Figure data in JSON
────

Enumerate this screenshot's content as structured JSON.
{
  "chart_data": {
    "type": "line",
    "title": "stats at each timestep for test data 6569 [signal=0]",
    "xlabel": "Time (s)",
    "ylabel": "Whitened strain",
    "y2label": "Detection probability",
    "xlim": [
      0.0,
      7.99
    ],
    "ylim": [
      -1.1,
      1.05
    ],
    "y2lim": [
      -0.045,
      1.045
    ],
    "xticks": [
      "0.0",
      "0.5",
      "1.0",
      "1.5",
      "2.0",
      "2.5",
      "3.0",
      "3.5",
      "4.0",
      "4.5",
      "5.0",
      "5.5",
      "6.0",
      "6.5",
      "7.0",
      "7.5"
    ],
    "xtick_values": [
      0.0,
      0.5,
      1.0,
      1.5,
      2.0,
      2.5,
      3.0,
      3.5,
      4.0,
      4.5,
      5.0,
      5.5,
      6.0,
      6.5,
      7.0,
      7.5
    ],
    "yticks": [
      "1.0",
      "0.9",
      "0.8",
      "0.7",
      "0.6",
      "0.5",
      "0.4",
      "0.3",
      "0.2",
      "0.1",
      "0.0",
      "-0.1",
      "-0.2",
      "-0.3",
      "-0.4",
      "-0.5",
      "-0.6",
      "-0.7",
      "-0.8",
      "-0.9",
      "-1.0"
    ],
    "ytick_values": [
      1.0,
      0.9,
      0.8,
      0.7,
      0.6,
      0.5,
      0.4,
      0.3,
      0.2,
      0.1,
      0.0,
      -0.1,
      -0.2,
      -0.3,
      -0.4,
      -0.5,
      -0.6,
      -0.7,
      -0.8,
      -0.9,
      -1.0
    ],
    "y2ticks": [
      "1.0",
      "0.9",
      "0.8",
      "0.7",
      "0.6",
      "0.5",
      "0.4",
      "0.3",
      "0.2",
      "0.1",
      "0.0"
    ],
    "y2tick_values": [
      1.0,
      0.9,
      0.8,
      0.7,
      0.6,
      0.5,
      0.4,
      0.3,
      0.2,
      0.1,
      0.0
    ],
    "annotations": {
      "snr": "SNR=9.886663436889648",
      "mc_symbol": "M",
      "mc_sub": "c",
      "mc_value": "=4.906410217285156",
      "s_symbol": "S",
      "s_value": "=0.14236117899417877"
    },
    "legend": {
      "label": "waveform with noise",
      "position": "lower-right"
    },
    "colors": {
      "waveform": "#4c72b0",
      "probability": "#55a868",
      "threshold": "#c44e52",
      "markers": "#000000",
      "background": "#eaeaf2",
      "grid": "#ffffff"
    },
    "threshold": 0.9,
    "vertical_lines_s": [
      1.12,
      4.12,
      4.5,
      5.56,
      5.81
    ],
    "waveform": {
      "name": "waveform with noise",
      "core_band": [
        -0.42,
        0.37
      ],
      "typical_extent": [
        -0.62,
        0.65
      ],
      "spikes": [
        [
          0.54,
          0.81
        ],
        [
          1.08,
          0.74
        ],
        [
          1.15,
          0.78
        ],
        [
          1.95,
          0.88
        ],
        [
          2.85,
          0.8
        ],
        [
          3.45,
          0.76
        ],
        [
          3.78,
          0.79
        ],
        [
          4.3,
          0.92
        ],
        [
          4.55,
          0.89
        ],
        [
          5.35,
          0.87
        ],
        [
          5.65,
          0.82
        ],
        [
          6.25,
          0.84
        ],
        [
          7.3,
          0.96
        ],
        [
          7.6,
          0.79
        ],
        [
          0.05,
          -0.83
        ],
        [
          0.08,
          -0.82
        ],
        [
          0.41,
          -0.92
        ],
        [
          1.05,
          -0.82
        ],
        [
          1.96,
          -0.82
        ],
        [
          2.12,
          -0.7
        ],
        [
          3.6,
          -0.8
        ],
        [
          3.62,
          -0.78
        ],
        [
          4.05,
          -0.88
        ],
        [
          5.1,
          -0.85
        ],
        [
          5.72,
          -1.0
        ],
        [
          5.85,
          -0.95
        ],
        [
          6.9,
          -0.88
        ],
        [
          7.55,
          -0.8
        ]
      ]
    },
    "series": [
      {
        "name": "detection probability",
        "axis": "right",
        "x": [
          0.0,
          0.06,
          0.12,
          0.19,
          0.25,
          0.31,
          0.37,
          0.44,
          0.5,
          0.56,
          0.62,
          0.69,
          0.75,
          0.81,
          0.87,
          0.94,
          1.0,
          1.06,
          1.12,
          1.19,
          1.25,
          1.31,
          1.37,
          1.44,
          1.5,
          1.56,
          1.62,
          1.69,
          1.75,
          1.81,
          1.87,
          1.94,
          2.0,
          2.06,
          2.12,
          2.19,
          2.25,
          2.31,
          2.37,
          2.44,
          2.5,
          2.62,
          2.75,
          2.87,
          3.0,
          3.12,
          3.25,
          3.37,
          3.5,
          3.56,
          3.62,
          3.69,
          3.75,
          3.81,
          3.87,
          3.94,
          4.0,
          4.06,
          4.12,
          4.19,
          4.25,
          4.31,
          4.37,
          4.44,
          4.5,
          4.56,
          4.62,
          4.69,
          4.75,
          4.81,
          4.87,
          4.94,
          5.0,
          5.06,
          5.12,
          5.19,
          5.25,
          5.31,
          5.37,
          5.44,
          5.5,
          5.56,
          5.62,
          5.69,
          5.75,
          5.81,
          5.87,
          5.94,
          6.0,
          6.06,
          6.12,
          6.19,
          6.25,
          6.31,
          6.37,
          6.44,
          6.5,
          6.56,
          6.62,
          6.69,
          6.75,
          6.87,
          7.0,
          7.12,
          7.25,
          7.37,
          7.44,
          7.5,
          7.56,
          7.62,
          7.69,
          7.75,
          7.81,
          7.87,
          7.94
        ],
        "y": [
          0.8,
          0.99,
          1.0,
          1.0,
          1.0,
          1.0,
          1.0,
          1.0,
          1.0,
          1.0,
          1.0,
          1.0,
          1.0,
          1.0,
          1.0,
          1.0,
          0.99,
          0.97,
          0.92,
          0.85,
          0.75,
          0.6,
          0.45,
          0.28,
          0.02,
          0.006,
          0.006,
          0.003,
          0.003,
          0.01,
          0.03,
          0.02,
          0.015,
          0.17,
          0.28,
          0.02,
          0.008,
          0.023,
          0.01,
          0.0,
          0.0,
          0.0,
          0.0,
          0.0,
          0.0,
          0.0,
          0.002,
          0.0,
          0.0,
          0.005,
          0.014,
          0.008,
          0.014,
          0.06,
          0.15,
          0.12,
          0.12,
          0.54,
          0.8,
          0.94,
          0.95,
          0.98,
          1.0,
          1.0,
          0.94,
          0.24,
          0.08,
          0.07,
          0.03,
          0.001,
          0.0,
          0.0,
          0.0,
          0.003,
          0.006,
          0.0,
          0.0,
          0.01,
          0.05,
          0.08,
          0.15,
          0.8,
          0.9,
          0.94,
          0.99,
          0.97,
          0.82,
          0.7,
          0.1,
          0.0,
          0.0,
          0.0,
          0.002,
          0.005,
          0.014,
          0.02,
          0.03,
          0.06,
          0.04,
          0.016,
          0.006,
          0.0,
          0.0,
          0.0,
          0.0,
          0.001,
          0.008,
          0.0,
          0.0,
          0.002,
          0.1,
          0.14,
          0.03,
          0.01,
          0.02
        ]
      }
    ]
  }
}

────

__What to do__:
Copy all the records above precisely.

__Answer to this task__:
Enumerate this screenshot's content as structured JSON.
{
  "chart_data": {
    "type": "line",
    "title": "stats at each timestep for test data 6569 [signal=0]",
    "xlabel": "Time (s)",
    "ylabel": "Whitened strain",
    "y2label": "Detection probability",
    "xlim": [
      0.0,
      7.99
    ],
    "ylim": [
      -1.1,
      1.05
    ],
    "y2lim": [
      -0.045,
      1.045
    ],
    "xticks": [
      "0.0",
      "0.5",
      "1.0",
      "1.5",
      "2.0",
      "2.5",
      "3.0",
      "3.5",
      "4.0",
      "4.5",
      "5.0",
      "5.5",
      "6.0",
      "6.5",
      "7.0",
      "7.5"
    ],
    "xtick_values": [
      0.0,
      0.5,
      1.0,
      1.5,
      2.0,
      2.5,
      3.0,
      3.5,
      4.0,
      4.5,
      5.0,
      5.5,
      6.0,
      6.5,
      7.0,
      7.5
    ],
    "yticks": [
      "1.0",
      "0.9",
      "0.8",
      "0.7",
      "0.6",
      "0.5",
      "0.4",
      "0.3",
      "0.2",
      "0.1",
      "0.0",
      "-0.1",
      "-0.2",
      "-0.3",
      "-0.4",
      "-0.5",
      "-0.6",
      "-0.7",
      "-0.8",
      "-0.9",
      "-1.0"
    ],
    "ytick_values": [
      1.0,
      0.9,
      0.8,
      0.7,
      0.6,
      0.5,
      0.4,
      0.3,
      0.2,
      0.1,
      0.0,
      -0.1,
      -0.2,
      -0.3,
      -0.4,
      -0.5,
      -0.6,
      -0.7,
      -0.8,
      -0.9,
      -1.0
    ],
    "y2ticks": [
      "1.0",
      "0.9",
      "0.8",
      "0.7",
      "0.6",
      "0.5",
      "0.4",
      "0.3",
      "0.2",
      "0.1",
      "0.0"
    ],
    "y2tick_values": [
      1.0,
      0.9,
      0.8,
      0.7,
      0.6,
      0.5,
      0.4,
      0.3,
      0.2,
      0.1,
      0.0
    ],
    "annotations": {
      "snr": "SNR=9.886663436889648",
      "mc_symbol": "M",
      "mc_sub": "c",
      "mc_value": "=4.906410217285156",
      "s_symbol": "S",
      "s_value": "=0.14236117899417877"
    },
    "legend": {
      "label": "waveform with noise",
      "position": "lower-right"
    },
    "colors": {
      "waveform": "#4c72b0",
      "probability": "#55a868",
      "threshold": "#c44e52",
      "markers": "#000000",
      "background": "#eaeaf2",
      "grid": "#ffffff"
    },
    "threshold": 0.9,
    "vertical_lines_s": [
      1.12,
      4.12,
      4.5,
      5.56,
      5.81
    ],
    "waveform": {
      "name": "waveform with noise",
      "core_band": [
        -0.42,
        0.37
      ],
      "typical_extent": [
        -0.62,
        0.65
      ],
      "spikes": [
        [
          0.54,
          0.81
        ],
        [
          1.08,
          0.74
        ],
        [
          1.15,
          0.78
        ],
        [
          1.95,
          0.88
        ],
        [
          2.85,
          0.8
        ],
        [
          3.45,
          0.76
        ],
        [
          3.78,
          0.79
        ],
        [
          4.3,
          0.92
        ],
        [
          4.55,
          0.89
        ],
        [
          5.35,
          0.87
        ],
        [
          5.65,
          0.82
        ],
        [
          6.25,
          0.84
        ],
        [
          7.3,
          0.96
        ],
        [
          7.6,
          0.79
        ],
        [
          0.05,
          -0.83
        ],
        [
          0.08,
          -0.82
        ],
        [
          0.41,
          -0.92
        ],
        [
          1.05,
          -0.82
        ],
        [
          1.96,
          -0.82
        ],
        [
          2.12,
          -0.7
        ],
        [
          3.6,
          -0.8
        ],
        [
          3.62,
          -0.78
        ],
        [
          4.05,
          -0.88
        ],
        [
          5.1,
          -0.85
        ],
        [
          5.72,
          -1.0
        ],
        [
          5.85,
          -0.95
        ],
        [
          6.9,
          -0.88
        ],
        [
          7.55,
          -0.8
        ]
      ]
    },
    "series": [
      {
        "name": "detection probability",
        "axis": "right",
        "x": [
          0.0,
          0.06,
          0.12,
          0.19,
          0.25,
          0.31,
          0.37,
          0.44,
          0.5,
          0.56,
          0.62,
          0.69,
          0.75,
          0.81,
          0.87,
          0.94,
          1.0,
          1.06,
          1.12,
          1.19,
          1.25,
          1.31,
          1.37,
          1.44,
          1.5,
          1.56,
          1.62,
          1.69,
          1.75,
          1.81,
          1.87,
          1.94,
          2.0,
          2.06,
          2.12,
          2.19,
          2.25,
          2.31,
          2.37,
          2.44,
          2.5,
          2.62,
          2.75,
          2.87,
          3.0,
          3.12,
          3.25,
          3.37,
          3.5,
          3.56,
          3.62,
          3.69,
          3.75,
          3.81,
          3.87,
          3.94,
          4.0,
          4.06,
          4.12,
          4.19,
          4.25,
          4.31,
          4.37,
          4.44,
          4.5,
          4.56,
          4.62,
          4.69,
          4.75,
          4.81,
          4.87,
          4.94,
          5.0,
          5.06,
          5.12,
          5.19,
          5.25,
          5.31,
          5.37,
          5.44,
          5.5,
          5.56,
          5.62,
          5.69,
          5.75,
          5.81,
          5.87,
          5.94,
          6.0,
          6.06,
          6.12,
          6.19,
          6.25,
          6.31,
          6.37,
          6.44,
          6.5,
          6.56,
          6.62,
          6.69,
          6.75,
          6.87,
          7.0,
          7.12,
          7.25,
          7.37,
          7.44,
          7.5,
          7.56,
          7.62,
          7.69,
          7.75,
          7.81,
          7.87,
          7.94
        ],
        "y": [
          0.8,
          0.99,
          1.0,
          1.0,
          1.0,
          1.0,
          1.0,
          1.0,
          1.0,
          1.0,
          1.0,
          1.0,
          1.0,
          1.0,
          1.0,
          1.0,
          0.99,
          0.97,
          0.92,
          0.85,
          0.75,
          0.6,
          0.45,
          0.28,
          0.02,
          0.006,
          0.006,
          0.003,
          0.003,
          0.01,
          0.03,
          0.02,
          0.015,
          0.17,
          0.28,
          0.02,
          0.008,
          0.023,
          0.01,
          0.0,
          0.0,
          0.0,
          0.0,
          0.0,
          0.0,
          0.0,
          0.002,
          0.0,
          0.0,
          0.005,
          0.014,
          0.008,
          0.014,
          0.06,
          0.15,
          0.12,
          0.12,
          0.54,
          0.8,
          0.94,
          0.95,
          0.98,
          1.0,
          1.0,
          0.94,
          0.24,
          0.08,
          0.07,
          0.03,
          0.001,
          0.0,
          0.0,
          0.0,
          0.003,
          0.006,
          0.0,
          0.0,
          0.01,
          0.05,
          0.08,
          0.15,
          0.8,
          0.9,
          0.94,
          0.99,
          0.97,
          0.82,
          0.7,
          0.1,
          0.0,
          0.0,
          0.0,
          0.002,
          0.005,
          0.014,
          0.02,
          0.03,
          0.06,
          0.04,
          0.016,
          0.006,
          0.0,
          0.0,
          0.0,
          0.0,
          0.001,
          0.008,
          0.0,
          0.0,
          0.002,
          0.1,
          0.14,
          0.03,
          0.01,
          0.02
        ]
      }
    ]
  }
}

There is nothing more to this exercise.